-- Begin --
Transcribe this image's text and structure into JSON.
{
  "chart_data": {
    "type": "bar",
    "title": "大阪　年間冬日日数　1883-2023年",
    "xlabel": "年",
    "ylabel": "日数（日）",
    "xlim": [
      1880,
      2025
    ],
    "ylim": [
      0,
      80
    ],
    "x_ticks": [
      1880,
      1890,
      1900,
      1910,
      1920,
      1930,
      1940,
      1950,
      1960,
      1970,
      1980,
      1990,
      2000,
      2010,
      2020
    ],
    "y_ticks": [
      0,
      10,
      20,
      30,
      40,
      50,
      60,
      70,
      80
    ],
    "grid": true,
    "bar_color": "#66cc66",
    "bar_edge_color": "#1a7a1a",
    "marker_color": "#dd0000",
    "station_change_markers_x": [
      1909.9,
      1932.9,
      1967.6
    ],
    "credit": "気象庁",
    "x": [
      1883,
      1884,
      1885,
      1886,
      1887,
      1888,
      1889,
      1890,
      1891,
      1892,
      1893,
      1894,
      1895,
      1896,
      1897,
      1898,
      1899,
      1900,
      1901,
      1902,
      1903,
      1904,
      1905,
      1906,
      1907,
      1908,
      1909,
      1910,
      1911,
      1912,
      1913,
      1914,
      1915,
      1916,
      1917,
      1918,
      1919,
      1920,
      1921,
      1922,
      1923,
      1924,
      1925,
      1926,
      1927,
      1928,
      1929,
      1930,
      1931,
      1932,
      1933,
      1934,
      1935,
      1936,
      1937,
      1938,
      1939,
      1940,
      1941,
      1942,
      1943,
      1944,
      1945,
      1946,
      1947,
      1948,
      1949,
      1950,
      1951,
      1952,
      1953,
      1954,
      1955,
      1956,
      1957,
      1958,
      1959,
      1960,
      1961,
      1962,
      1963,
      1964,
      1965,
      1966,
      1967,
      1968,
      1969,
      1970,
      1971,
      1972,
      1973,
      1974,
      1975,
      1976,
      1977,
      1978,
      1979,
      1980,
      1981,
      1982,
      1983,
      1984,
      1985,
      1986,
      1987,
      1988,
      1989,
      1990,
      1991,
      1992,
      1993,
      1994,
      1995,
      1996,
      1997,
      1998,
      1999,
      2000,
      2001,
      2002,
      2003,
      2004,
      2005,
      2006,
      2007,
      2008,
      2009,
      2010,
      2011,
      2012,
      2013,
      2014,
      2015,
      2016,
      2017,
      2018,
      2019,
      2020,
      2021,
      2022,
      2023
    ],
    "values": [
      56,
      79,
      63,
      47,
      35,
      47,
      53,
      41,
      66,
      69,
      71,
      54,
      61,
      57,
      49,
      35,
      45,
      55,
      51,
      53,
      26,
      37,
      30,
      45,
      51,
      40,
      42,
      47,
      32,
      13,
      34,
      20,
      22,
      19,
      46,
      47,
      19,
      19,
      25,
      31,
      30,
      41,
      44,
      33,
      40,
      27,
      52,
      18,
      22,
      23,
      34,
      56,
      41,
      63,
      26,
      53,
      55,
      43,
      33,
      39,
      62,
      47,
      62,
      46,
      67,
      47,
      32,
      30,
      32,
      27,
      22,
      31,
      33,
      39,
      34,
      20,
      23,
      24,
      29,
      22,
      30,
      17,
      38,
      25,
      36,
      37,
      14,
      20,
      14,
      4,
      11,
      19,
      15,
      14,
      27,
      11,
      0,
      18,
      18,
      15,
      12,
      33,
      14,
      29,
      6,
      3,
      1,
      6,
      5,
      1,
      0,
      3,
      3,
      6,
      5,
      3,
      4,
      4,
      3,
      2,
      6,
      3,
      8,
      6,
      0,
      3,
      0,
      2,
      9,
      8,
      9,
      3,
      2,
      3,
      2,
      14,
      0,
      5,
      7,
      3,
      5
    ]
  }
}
-- End --
__The problem__:
Retype every record above exactly as it appears.

__Completed exercise__:
Transcribe this image's text and structure into JSON.
{
  "chart_data": {
    "type": "bar",
    "title": "大阪　年間冬日日数　1883-2023年",
    "xlabel": "年",
    "ylabel": "日数（日）",
    "xlim": [
      1880,
      2025
    ],
    "ylim": [
      0,
      80
    ],
    "x_ticks": [
      1880,
      1890,
      1900,
      1910,
      1920,
      1930,
      1940,
      1950,
      1960,
      1970,
      1980,
      1990,
      2000,
      2010,
      2020
    ],
    "y_ticks": [
      0,
      10,
      20,
      30,
      40,
      50,
      60,
      70,
      80
    ],
    "grid": true,
    "bar_color": "#66cc66",
    "bar_edge_color": "#1a7a1a",
    "marker_color": "#dd0000",
    "station_change_markers_x": [
      1909.9,
      1932.9,
      1967.6
    ],
    "credit": "気象庁",
    "x": [
      1883,
      1884,
      1885,
      1886,
      1887,
      1888,
      1889,
      1890,
      1891,
      1892,
      1893,
      1894,
      1895,
      1896,
      1897,
      1898,
      1899,
      1900,
      1901,
      1902,
      1903,
      1904,
      1905,
      1906,
      1907,
      1908,
      1909,
      1910,
      1911,
      1912,
      1913,
      1914,
      1915,
      1916,
      1917,
      1918,
      1919,
      1920,
      1921,
      1922,
      1923,
      1924,
      1925,
      1926,
      1927,
      1928,
      1929,
      1930,
      1931,
      1932,
      1933,
      1934,
      1935,
      1936,
      1937,
      1938,
      1939,
      1940,
      1941,
      1942,
      1943,
      1944,
      1945,
      1946,
      1947,
      1948,
      1949,
      1950,
      1951,
      1952,
      1953,
      1954,
      1955,
      1956,
      1957,
      1958,
      1959,
      1960,
      1961,
      1962,
      1963,
      1964,
      1965,
      1966,
      1967,
      1968,
      1969,
      1970,
      1971,
      1972,
      1973,
      1974,
      1975,
      1976,
      1977,
      1978,
      1979,
      1980,
      1981,
      1982,
      1983,
      1984,
      1985,
      1986,
      1987,
      1988,
      1989,
      1990,
      1991,
      1992,
      1993,
      1994,
      1995,
      1996,
      1997,
      1998,
      1999,
      2000,
      2001,
      2002,
      2003,
      2004,
      2005,
      2006,
      2007,
      2008,
      2009,
      2010,
      2011,
      2012,
      2013,
      2014,
      2015,
      2016,
      2017,
      2018,
      2019,
      2020,
      2021,
      2022,
      2023
    ],
    "values": [
      56,
      79,
      63,
      47,
      35,
      47,
      53,
      41,
      66,
      69,
      71,
      54,
      61,
      57,
      49,
      35,
      45,
      55,
      51,
      53,
      26,
      37,
      30,
      45,
      51,
      40,
      42,
      47,
      32,
      13,
      34,
      20,
      22,
      19,
      46,
      47,
      19,
      19,
      25,
      31,
      30,
      41,
      44,
      33,
      40,
      27,
      52,
      18,
      22,
      23,
      34,
      56,
      41,
      63,
      26,
      53,
      55,
      43,
      33,
      39,
      62,
      47,
      62,
      46,
      67,
      47,
      32,
      30,
      32,
      27,
      22,
      31,
      33,
      39,
      34,
      20,
      23,
      24,
      29,
      22,
      30,
      17,
      38,
      25,
      36,
      37,
      14,
      20,
      14,
      4,
      11,
      19,
      15,
      14,
      27,
      11,
      0,
      18,
      18,
      15,
      12,
      33,
      14,
      29,
      6,
      3,
      1,
      6,
      5,
      1,
      0,
      3,
      3,
      6,
      5,
      3,
      4,
      4,
      3,
      2,
      6,
      3,
      8,
      6,
      0,
      3,
      0,
      2,
      9,
      8,
      9,
      3,
      2,
      3,
      2,
      14,
      0,
      5,
      7,
      3,
      5
    ]
  }
}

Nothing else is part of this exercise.